##### Passage for review #####

Tuesday Tribute: Carey Smoot

Tuesday Tribute: Carey Smoot – lover of life, cheese, islands

Part of a Carey selfie

Part of a Carey selfie

“Did I ever tell ya about this guy I met with the Cuban restaurant?”

“Did you know that the cheese at XX restaurant came from XX weird country?”

“I’m so busy – I have so much to tell you!”

Not long after I met Carey, she began to bombard me with every little interesting thing going on in Albuquerque’s restaurant scene. It was dizzying and awesome. Who was fired, who just opened a new place (and if it sucked or not), which place was doomed…. it’s just her nature to be gregarious while cultivating a wide network of friends. Carey has had her hands in the local food scene for many years – everything from her own gourmet shop to cheese distribution to burger joint mastermind to French pastry seller to chocolatier‘s administrator.

Carey is one of those women who is instantly on your radar, usually in a fabulous way. She’s blunt, energetic, and enthusiatic. She’ll tell you about her drama-filled family shenanigans, point out that you have something in your teeth, and then reach into her purse for the gift she couldn’t help but get for you, all while asking if you’ve had the sweetbreads at some new place in the North Valley.

##### Provided information #####

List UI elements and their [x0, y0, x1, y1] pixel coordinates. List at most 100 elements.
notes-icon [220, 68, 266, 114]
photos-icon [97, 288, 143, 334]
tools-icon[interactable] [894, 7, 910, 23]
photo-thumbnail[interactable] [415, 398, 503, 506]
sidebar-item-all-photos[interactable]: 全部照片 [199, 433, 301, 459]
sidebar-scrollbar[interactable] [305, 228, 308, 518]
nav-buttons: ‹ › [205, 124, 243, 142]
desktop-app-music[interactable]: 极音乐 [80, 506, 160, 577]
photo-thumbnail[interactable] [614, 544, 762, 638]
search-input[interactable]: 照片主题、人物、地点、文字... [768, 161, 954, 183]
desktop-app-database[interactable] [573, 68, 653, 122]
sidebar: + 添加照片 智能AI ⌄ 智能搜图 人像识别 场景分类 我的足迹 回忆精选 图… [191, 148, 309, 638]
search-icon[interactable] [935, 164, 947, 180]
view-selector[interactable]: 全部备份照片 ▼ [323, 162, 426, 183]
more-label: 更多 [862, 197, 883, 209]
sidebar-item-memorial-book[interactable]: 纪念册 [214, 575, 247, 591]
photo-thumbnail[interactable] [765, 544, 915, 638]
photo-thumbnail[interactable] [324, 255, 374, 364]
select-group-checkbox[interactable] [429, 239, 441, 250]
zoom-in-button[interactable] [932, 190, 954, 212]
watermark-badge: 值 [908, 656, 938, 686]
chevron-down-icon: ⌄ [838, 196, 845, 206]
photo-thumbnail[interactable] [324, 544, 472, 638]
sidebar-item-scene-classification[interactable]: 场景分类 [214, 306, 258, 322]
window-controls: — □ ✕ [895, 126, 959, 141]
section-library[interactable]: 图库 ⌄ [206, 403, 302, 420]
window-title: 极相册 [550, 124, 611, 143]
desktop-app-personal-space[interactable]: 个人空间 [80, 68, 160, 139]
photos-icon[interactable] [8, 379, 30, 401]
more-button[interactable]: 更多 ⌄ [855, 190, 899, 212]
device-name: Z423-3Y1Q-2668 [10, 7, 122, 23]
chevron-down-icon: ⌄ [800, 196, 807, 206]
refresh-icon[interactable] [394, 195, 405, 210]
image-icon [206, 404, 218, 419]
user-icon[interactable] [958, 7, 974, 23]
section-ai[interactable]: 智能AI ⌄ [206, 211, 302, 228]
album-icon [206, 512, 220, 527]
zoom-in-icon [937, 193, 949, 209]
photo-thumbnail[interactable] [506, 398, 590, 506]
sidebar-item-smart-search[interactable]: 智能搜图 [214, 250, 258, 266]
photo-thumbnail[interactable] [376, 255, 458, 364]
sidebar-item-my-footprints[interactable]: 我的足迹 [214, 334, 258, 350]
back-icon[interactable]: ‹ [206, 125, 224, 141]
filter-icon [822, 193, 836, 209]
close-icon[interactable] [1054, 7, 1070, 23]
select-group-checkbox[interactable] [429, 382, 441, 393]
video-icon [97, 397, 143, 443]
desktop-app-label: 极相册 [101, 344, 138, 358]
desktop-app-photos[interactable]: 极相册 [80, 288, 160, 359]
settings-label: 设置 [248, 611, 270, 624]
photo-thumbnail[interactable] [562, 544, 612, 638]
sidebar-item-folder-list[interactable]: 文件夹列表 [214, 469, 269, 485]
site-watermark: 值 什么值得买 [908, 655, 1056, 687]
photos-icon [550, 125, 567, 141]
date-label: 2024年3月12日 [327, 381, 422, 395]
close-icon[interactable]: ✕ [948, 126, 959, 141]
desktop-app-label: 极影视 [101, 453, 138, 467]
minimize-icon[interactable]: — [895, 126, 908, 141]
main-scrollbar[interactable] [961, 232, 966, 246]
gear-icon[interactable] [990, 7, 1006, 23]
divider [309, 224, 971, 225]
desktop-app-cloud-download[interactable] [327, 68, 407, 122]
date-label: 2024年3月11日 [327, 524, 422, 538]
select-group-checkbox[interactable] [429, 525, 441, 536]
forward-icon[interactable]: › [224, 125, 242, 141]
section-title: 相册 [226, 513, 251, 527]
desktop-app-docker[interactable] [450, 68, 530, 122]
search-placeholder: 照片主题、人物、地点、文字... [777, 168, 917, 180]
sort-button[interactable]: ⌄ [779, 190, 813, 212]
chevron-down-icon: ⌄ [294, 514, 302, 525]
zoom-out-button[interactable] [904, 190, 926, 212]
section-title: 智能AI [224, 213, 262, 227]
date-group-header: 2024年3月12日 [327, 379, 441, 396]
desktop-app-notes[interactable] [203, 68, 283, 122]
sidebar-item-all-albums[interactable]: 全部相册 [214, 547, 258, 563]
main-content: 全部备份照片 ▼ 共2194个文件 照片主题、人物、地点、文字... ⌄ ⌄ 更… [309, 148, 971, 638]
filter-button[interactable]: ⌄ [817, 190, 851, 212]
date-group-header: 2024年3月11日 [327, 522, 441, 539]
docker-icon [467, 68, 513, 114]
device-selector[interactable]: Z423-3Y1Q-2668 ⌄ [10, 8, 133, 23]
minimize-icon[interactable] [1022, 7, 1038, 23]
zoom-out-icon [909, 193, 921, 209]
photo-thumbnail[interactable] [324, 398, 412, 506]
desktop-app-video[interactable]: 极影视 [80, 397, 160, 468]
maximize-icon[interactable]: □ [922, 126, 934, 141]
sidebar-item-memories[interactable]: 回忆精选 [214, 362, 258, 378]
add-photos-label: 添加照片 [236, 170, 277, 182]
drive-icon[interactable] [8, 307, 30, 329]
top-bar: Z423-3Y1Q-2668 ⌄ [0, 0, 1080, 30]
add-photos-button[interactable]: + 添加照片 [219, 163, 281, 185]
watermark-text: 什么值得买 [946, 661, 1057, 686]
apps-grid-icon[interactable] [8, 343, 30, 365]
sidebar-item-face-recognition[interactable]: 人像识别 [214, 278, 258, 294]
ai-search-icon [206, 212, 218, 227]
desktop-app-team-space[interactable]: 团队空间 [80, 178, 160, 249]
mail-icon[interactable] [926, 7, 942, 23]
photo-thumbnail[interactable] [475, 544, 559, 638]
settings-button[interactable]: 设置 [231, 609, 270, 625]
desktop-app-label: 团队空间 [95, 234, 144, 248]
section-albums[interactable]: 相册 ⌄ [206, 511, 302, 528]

#####

■ **Requirement**
Pick up the tribute to Carey Smoot after its last sentence and carry it forward. This data was taken from a separate source and has no connection to the Carey Smoot tribute.

■ **Exercise output**
How did I meet Carey? That’s a story I’m racking my brain trying to dig the nuggets out. Was it email? Possibly. Was it before she opened her amazing Downtown Grocery store (which lasted only a few years before vanishing into the local food nostalgia-sphere)? It doesn’t really matter how we first met. Our friendship is punctuated and enduring. Lately we seem to meet up for an overly long lunch or social hour at least once a year, but boy those months go screaming by.

 

She’s been through a lot – with her spunk and experience you can’t really avoid a vibrant life – but nothing is as interesting to her as what’s next. Plans are her thing, and boy does she have some awesome ones that involve building and travel and new places to live. She’s an island fan, so I’ll leave it at that.

Here’s to a lot more years, and many more three hour lunches.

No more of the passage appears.